● **PROBLEM TO SOLVE**
Scan the listing below and copy every line holding "Henri".

================================

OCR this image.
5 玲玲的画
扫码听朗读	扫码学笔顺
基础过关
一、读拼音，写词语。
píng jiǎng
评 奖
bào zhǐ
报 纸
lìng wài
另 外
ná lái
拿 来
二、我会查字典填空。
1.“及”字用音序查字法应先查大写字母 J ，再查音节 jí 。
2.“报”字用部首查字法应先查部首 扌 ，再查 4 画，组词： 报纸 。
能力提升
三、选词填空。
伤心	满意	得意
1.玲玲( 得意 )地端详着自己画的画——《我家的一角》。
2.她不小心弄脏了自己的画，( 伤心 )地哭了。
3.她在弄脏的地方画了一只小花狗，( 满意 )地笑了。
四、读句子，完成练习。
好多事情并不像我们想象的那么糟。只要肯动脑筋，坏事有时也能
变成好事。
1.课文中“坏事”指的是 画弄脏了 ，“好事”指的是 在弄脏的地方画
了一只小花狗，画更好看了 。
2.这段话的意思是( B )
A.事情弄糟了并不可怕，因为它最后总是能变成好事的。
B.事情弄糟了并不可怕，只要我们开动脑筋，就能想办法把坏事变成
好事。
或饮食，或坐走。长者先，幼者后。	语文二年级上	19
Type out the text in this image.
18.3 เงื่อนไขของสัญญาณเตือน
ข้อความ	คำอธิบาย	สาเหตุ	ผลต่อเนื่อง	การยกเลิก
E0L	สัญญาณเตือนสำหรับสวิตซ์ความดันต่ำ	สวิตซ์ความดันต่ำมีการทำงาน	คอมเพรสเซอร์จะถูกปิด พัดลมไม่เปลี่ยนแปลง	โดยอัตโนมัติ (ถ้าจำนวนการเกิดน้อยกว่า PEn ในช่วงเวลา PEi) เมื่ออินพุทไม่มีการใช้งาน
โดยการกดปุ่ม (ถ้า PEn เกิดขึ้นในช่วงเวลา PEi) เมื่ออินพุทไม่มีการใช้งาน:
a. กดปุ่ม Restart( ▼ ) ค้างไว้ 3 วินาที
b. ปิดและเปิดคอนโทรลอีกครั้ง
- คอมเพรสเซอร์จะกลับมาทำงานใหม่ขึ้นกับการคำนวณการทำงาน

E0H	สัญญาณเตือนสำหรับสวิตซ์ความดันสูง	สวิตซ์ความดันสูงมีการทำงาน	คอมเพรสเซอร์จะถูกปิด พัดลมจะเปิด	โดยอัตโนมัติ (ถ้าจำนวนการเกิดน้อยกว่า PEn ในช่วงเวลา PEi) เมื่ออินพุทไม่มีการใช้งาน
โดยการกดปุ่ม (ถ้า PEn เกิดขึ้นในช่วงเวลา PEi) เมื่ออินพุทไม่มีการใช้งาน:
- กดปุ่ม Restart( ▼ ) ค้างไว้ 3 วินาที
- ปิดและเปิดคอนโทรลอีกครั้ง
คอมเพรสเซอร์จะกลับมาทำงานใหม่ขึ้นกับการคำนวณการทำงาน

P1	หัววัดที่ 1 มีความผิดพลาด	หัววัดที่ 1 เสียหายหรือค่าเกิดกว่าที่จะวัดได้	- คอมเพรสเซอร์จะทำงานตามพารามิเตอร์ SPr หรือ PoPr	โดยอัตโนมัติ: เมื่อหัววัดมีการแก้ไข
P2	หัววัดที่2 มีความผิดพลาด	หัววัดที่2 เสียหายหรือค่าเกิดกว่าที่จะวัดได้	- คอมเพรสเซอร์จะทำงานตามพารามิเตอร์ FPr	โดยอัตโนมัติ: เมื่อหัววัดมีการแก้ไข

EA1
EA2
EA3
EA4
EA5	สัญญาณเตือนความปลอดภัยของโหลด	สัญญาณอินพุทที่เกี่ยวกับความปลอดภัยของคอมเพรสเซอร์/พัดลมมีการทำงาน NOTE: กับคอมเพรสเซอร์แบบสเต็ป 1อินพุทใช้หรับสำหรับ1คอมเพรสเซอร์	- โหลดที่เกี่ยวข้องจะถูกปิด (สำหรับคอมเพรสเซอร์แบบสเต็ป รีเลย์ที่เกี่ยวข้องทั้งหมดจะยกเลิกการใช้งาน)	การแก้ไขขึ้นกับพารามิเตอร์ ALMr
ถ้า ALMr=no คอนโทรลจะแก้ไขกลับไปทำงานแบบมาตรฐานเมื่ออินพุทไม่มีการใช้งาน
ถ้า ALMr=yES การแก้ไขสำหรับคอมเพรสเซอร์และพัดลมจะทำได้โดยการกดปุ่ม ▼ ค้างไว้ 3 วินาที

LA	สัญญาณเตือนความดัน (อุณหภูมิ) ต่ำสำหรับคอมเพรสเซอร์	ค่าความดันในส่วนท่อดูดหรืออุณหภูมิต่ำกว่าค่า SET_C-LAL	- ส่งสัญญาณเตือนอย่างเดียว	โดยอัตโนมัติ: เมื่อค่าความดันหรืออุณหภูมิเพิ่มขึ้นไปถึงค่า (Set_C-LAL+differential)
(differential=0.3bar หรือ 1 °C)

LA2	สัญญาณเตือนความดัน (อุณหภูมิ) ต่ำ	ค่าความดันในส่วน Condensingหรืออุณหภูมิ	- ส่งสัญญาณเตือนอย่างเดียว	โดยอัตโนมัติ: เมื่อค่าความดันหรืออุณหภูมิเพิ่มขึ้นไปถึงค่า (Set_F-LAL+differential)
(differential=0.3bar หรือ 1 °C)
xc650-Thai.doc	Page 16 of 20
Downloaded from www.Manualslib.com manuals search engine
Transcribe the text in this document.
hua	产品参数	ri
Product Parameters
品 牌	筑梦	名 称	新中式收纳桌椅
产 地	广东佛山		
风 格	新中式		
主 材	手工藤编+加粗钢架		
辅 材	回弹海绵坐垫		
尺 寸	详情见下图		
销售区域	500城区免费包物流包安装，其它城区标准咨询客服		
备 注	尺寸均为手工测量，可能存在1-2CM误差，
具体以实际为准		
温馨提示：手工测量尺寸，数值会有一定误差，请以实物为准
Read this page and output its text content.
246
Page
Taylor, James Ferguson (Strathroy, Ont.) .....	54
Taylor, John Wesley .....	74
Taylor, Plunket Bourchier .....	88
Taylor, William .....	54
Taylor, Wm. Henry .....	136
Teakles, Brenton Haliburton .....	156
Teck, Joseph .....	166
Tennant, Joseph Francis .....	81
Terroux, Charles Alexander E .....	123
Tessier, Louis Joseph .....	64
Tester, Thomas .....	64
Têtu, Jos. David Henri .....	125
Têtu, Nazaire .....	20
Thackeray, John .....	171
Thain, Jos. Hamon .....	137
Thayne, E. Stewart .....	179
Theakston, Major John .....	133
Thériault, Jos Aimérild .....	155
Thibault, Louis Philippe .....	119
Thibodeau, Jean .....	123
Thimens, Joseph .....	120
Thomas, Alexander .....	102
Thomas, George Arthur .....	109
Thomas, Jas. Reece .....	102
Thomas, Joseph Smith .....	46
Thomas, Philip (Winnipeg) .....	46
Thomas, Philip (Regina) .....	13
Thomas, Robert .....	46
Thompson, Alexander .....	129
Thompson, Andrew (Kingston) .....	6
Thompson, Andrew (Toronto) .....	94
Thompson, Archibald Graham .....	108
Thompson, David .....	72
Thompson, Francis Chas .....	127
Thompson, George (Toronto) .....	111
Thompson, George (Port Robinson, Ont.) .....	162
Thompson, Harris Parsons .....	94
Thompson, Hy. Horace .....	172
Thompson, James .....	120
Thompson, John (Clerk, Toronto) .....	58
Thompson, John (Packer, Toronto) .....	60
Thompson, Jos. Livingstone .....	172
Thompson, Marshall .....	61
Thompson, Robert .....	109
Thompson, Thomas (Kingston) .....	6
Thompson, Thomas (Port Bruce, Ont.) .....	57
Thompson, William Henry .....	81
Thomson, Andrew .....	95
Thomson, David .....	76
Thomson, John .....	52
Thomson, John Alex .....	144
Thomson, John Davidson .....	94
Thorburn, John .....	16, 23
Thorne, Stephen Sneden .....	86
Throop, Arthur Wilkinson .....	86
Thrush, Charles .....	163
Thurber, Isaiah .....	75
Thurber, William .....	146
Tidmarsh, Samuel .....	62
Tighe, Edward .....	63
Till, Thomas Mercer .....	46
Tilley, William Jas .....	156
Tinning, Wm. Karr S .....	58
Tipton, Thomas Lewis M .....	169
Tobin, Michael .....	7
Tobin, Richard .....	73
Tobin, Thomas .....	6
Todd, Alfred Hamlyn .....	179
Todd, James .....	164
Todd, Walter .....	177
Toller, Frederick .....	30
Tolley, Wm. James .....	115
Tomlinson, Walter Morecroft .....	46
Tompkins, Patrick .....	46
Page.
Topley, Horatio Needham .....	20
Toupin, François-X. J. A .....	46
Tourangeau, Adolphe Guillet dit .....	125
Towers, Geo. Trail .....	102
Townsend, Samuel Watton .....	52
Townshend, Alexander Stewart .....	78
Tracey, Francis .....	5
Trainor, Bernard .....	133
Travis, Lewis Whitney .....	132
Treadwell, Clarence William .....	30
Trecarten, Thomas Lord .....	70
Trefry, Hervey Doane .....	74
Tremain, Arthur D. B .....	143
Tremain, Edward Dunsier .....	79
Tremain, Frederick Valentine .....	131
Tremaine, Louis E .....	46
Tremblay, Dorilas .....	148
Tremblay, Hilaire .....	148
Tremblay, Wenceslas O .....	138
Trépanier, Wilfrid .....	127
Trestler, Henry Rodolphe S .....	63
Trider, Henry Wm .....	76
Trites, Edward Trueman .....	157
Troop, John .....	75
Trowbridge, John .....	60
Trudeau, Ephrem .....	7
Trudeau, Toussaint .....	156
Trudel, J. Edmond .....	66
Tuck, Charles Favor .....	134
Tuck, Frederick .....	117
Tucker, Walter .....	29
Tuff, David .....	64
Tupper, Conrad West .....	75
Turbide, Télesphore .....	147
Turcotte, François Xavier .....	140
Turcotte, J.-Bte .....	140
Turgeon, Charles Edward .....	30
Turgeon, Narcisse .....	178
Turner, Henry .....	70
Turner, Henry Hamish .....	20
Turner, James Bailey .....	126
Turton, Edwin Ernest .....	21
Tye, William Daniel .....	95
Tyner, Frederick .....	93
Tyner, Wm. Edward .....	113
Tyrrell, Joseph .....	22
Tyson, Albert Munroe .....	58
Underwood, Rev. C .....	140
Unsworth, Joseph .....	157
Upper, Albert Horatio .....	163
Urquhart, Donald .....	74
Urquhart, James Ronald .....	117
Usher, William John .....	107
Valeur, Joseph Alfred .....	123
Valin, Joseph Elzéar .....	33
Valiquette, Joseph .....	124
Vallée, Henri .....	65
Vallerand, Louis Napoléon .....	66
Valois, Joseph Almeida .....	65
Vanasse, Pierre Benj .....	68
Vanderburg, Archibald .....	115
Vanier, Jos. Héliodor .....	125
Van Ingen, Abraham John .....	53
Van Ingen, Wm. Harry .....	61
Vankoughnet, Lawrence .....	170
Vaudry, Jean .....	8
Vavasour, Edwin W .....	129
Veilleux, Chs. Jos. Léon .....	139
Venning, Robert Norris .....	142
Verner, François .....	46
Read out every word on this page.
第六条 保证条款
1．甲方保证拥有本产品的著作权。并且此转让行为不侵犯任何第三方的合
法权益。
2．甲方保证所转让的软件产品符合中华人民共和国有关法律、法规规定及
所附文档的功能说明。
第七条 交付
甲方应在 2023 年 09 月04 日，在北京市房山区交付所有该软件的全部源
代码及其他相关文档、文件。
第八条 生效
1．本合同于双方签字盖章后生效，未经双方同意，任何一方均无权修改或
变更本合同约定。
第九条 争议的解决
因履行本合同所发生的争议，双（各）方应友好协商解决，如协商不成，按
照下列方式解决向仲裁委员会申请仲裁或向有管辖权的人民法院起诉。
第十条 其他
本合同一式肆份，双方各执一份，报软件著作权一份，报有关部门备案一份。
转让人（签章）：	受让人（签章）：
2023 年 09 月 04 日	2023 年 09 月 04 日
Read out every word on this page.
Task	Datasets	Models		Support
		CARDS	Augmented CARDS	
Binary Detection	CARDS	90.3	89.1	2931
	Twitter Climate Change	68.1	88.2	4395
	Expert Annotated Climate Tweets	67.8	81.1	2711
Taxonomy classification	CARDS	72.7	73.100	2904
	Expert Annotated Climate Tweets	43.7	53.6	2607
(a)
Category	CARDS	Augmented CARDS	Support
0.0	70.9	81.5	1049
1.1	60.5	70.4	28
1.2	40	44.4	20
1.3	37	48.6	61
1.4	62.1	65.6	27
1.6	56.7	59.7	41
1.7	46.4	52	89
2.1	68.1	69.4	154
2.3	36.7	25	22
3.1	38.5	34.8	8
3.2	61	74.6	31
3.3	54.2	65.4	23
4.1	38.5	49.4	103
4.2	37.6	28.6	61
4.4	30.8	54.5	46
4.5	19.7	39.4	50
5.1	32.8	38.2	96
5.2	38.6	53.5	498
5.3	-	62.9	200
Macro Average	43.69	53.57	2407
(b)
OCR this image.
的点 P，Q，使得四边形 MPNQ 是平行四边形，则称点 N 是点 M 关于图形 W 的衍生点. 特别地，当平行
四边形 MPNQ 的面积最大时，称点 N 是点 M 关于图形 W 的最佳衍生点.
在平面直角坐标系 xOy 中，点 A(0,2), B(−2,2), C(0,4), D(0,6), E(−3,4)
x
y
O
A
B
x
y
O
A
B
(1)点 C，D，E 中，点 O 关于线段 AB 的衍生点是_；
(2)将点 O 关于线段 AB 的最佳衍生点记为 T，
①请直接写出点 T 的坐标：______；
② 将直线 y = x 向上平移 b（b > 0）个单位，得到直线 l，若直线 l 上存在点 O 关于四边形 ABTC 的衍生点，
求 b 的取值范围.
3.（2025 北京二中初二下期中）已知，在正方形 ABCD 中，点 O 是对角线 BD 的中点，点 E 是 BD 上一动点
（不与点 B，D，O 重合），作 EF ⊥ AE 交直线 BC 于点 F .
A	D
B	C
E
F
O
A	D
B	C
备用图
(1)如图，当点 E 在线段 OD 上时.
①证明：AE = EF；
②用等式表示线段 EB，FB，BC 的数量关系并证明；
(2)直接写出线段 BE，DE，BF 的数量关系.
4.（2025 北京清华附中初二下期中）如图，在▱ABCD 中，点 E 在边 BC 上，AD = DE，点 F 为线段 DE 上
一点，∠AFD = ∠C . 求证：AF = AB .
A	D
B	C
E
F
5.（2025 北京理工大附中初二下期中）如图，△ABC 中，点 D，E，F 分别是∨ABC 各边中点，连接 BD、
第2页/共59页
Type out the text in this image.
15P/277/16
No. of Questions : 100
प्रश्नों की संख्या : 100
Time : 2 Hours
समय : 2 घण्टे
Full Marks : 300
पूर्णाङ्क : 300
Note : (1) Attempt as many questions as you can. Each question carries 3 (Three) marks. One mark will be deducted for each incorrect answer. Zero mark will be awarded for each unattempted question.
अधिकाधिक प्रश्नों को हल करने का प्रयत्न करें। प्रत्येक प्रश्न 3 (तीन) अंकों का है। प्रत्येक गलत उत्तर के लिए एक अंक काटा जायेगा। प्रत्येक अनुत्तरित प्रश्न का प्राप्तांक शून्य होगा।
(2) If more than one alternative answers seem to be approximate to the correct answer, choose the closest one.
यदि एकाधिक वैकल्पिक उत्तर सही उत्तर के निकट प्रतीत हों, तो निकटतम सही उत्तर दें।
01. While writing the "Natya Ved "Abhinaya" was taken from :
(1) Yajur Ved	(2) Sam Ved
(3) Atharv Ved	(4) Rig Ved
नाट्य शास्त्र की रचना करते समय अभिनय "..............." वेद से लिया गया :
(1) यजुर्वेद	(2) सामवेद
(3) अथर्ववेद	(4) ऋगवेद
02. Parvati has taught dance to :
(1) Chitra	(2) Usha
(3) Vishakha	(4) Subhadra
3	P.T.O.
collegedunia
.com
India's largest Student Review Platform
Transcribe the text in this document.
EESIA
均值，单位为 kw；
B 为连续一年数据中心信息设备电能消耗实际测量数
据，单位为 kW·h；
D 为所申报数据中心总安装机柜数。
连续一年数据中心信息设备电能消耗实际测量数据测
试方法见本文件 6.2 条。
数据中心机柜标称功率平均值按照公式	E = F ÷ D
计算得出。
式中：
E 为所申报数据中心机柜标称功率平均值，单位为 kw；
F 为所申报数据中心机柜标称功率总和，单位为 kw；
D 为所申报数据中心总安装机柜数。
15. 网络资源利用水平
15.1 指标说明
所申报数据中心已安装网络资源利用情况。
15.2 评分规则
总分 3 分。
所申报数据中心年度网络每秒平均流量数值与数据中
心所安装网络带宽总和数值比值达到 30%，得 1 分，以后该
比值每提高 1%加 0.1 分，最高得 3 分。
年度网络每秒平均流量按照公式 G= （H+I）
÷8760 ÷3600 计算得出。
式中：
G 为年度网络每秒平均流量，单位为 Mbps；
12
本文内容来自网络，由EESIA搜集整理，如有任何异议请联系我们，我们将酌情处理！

================================

● **REPLY**
Têtu, Jos. David Henri .....	125
Vallée, Henri .....	65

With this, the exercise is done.